> **TASK TO COMPLETE**
Write the listing out again in full. Every character must match.

> **TASK INPUT**
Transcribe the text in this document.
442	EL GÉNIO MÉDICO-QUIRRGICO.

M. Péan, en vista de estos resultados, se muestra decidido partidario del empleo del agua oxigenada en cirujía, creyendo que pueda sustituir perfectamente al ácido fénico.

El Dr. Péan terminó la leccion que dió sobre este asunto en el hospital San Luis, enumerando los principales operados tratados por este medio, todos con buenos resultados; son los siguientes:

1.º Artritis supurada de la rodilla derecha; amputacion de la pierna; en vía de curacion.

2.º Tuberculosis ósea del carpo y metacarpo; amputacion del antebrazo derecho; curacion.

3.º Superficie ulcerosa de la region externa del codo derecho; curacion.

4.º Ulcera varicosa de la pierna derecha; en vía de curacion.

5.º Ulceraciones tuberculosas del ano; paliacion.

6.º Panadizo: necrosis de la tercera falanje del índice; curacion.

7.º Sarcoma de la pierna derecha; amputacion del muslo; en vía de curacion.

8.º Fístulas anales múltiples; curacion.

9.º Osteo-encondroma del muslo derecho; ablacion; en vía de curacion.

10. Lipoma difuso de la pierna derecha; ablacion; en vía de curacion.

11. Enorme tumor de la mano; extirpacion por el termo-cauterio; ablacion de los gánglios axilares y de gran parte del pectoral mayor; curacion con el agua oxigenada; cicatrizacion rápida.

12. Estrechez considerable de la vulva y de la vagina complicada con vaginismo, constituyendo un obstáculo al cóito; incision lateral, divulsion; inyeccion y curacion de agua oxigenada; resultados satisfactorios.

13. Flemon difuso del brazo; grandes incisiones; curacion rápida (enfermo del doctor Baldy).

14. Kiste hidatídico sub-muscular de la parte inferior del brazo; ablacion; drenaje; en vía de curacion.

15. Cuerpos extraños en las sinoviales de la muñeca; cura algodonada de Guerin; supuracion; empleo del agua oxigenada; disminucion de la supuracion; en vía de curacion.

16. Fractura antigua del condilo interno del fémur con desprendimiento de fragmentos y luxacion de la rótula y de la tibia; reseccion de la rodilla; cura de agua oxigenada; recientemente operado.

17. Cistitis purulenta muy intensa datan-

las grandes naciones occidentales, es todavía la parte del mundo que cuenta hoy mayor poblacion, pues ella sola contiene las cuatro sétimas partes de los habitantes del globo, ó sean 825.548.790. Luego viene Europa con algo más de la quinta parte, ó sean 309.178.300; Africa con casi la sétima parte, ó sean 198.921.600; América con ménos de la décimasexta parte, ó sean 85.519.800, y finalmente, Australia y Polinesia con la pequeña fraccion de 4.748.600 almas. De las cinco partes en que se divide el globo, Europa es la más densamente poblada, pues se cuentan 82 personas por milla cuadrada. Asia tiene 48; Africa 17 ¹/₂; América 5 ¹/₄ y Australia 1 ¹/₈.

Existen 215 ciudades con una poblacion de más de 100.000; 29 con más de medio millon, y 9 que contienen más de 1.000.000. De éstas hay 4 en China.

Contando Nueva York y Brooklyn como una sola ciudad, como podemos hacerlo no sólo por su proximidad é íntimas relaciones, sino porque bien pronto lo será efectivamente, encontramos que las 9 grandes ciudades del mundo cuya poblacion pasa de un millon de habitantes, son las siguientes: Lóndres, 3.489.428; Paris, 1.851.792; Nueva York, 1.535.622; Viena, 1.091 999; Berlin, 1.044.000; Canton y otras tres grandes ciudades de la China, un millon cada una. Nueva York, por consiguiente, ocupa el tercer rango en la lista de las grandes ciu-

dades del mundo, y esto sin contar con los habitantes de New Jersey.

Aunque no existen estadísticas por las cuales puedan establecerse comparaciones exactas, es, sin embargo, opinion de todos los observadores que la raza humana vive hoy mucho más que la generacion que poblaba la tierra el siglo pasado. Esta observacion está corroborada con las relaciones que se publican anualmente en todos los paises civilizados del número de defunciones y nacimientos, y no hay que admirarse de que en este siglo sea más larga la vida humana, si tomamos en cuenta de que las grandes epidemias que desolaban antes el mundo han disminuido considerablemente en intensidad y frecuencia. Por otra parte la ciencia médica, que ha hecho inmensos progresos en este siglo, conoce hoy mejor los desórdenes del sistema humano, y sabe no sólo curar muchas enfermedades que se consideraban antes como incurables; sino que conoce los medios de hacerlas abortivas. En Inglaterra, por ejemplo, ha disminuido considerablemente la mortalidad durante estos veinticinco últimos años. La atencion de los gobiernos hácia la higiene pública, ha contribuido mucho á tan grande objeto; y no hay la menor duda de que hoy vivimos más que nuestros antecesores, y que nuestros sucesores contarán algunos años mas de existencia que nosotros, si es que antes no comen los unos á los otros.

> **RESULT OF THE TASK**
Transcribe the text in this document.
442	EL GÉNIO MÉDICO-QUIRRGICO.

M. Péan, en vista de estos resultados, se muestra decidido partidario del empleo del agua oxigenada en cirujía, creyendo que pueda sustituir perfectamente al ácido fénico.

El Dr. Péan terminó la leccion que dió sobre este asunto en el hospital San Luis, enumerando los principales operados tratados por este medio, todos con buenos resultados; son los siguientes:

1.º Artritis supurada de la rodilla derecha; amputacion de la pierna; en vía de curacion.

2.º Tuberculosis ósea del carpo y metacarpo; amputacion del antebrazo derecho; curacion.

3.º Superficie ulcerosa de la region externa del codo derecho; curacion.

4.º Ulcera varicosa de la pierna derecha; en vía de curacion.

5.º Ulceraciones tuberculosas del ano; paliacion.

6.º Panadizo: necrosis de la tercera falanje del índice; curacion.

7.º Sarcoma de la pierna derecha; amputacion del muslo; en vía de curacion.

8.º Fístulas anales múltiples; curacion.

9.º Osteo-encondroma del muslo derecho; ablacion; en vía de curacion.

10. Lipoma difuso de la pierna derecha; ablacion; en vía de curacion.

11. Enorme tumor de la mano; extirpacion por el termo-cauterio; ablacion de los gánglios axilares y de gran parte del pectoral mayor; curacion con el agua oxigenada; cicatrizacion rápida.

12. Estrechez considerable de la vulva y de la vagina complicada con vaginismo, constituyendo un obstáculo al cóito; incision lateral, divulsion; inyeccion y curacion de agua oxigenada; resultados satisfactorios.

13. Flemon difuso del brazo; grandes incisiones; curacion rápida (enfermo del doctor Baldy).

14. Kiste hidatídico sub-muscular de la parte inferior del brazo; ablacion; drenaje; en vía de curacion.

15. Cuerpos extraños en las sinoviales de la muñeca; cura algodonada de Guerin; supuracion; empleo del agua oxigenada; disminucion de la supuracion; en vía de curacion.

16. Fractura antigua del condilo interno del fémur con desprendimiento de fragmentos y luxacion de la rótula y de la tibia; reseccion de la rodilla; cura de agua oxigenada; recientemente operado.

17. Cistitis purulenta muy intensa datan-

las grandes naciones occidentales, es todavía la parte del mundo que cuenta hoy mayor poblacion, pues ella sola contiene las cuatro sétimas partes de los habitantes del globo, ó sean 825.548.790. Luego viene Europa con algo más de la quinta parte, ó sean 309.178.300; Africa con casi la sétima parte, ó sean 198.921.600; América con ménos de la décimasexta parte, ó sean 85.519.800, y finalmente, Australia y Polinesia con la pequeña fraccion de 4.748.600 almas. De las cinco partes en que se divide el globo, Europa es la más densamente poblada, pues se cuentan 82 personas por milla cuadrada. Asia tiene 48; Africa 17 ¹/₂; América 5 ¹/₄ y Australia 1 ¹/₈.

Existen 215 ciudades con una poblacion de más de 100.000; 29 con más de medio millon, y 9 que contienen más de 1.000.000. De éstas hay 4 en China.

Contando Nueva York y Brooklyn como una sola ciudad, como podemos hacerlo no sólo por su proximidad é íntimas relaciones, sino porque bien pronto lo será efectivamente, encontramos que las 9 grandes ciudades del mundo cuya poblacion pasa de un millon de habitantes, son las siguientes: Lóndres, 3.489.428; Paris, 1.851.792; Nueva York, 1.535.622; Viena, 1.091 999; Berlin, 1.044.000; Canton y otras tres grandes ciudades de la China, un millon cada una. Nueva York, por consiguiente, ocupa el tercer rango en la lista de las grandes ciu-

dades del mundo, y esto sin contar con los habitantes de New Jersey.

Aunque no existen estadísticas por las cuales puedan establecerse comparaciones exactas, es, sin embargo, opinion de todos los observadores que la raza humana vive hoy mucho más que la generacion que poblaba la tierra el siglo pasado. Esta observacion está corroborada con las relaciones que se publican anualmente en todos los paises civilizados del número de defunciones y nacimientos, y no hay que admirarse de que en este siglo sea más larga la vida humana, si tomamos en cuenta de que las grandes epidemias que desolaban antes el mundo han disminuido considerablemente en intensidad y frecuencia. Por otra parte la ciencia médica, que ha hecho inmensos progresos en este siglo, conoce hoy mejor los desórdenes del sistema humano, y sabe no sólo curar muchas enfermedades que se consideraban antes como incurables; sino que conoce los medios de hacerlas abortivas. En Inglaterra, por ejemplo, ha disminuido considerablemente la mortalidad durante estos veinticinco últimos años. La atencion de los gobiernos hácia la higiene pública, ha contribuido mucho á tan grande objeto; y no hay la menor duda de que hoy vivimos más que nuestros antecesores, y que nuestros sucesores contarán algunos años mas de existencia que nosotros, si es que antes no comen los unos á los otros.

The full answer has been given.